_DESCRIPTION OF THE TASK_:
Repeat each record exactly. Any picture gets left out.
╔══
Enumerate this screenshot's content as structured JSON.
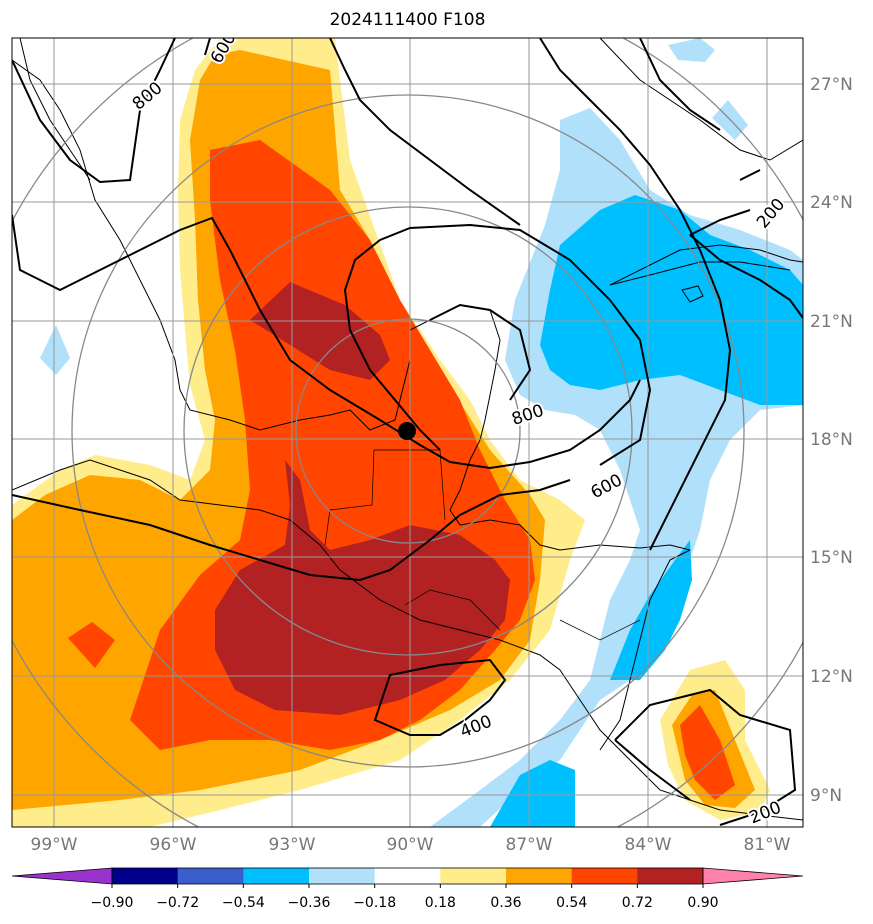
{
  "title": "2024111400 F108",
  "lat_labels": [
    "27°N",
    "24°N",
    "21°N",
    "18°N",
    "15°N",
    "12°N",
    "9°N"
  ],
  "lon_labels": [
    "99°W",
    "96°W",
    "93°W",
    "90°W",
    "87°W",
    "84°W",
    "81°W"
  ],
  "contour_labels": [
    "600",
    "800",
    "800",
    "600",
    "400",
    "200",
    "200"
  ],
  "colorbar": {
    "ticks": [
      "−0.90",
      "−0.72",
      "−0.54",
      "−0.36",
      "−0.18",
      "0.18",
      "0.36",
      "0.54",
      "0.72",
      "0.90"
    ],
    "colors": [
      "#9a32cd",
      "#00008b",
      "#3a5fcd",
      "#00bfff",
      "#b0e0fa",
      "#ffffff",
      "#ffec8b",
      "#ffa500",
      "#ff4500",
      "#b22222",
      "#ff82ab"
    ]
  },
  "center_marker": "storm-center"
}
╚══
_RESPONSE_:
Enumerate this screenshot's content as structured JSON.
{
  "title": "2024111400 F108",
  "lat_labels": [
    "27°N",
    "24°N",
    "21°N",
    "18°N",
    "15°N",
    "12°N",
    "9°N"
  ],
  "lon_labels": [
    "99°W",
    "96°W",
    "93°W",
    "90°W",
    "87°W",
    "84°W",
    "81°W"
  ],
  "contour_labels": [
    "600",
    "800",
    "800",
    "600",
    "400",
    "200",
    "200"
  ],
  "colorbar": {
    "ticks": [
      "−0.90",
      "−0.72",
      "−0.54",
      "−0.36",
      "−0.18",
      "0.18",
      "0.36",
      "0.54",
      "0.72",
      "0.90"
    ],
    "colors": [
      "#9a32cd",
      "#00008b",
      "#3a5fcd",
      "#00bfff",
      "#b0e0fa",
      "#ffffff",
      "#ffec8b",
      "#ffa500",
      "#ff4500",
      "#b22222",
      "#ff82ab"
    ]
  },
  "center_marker": "storm-center"
}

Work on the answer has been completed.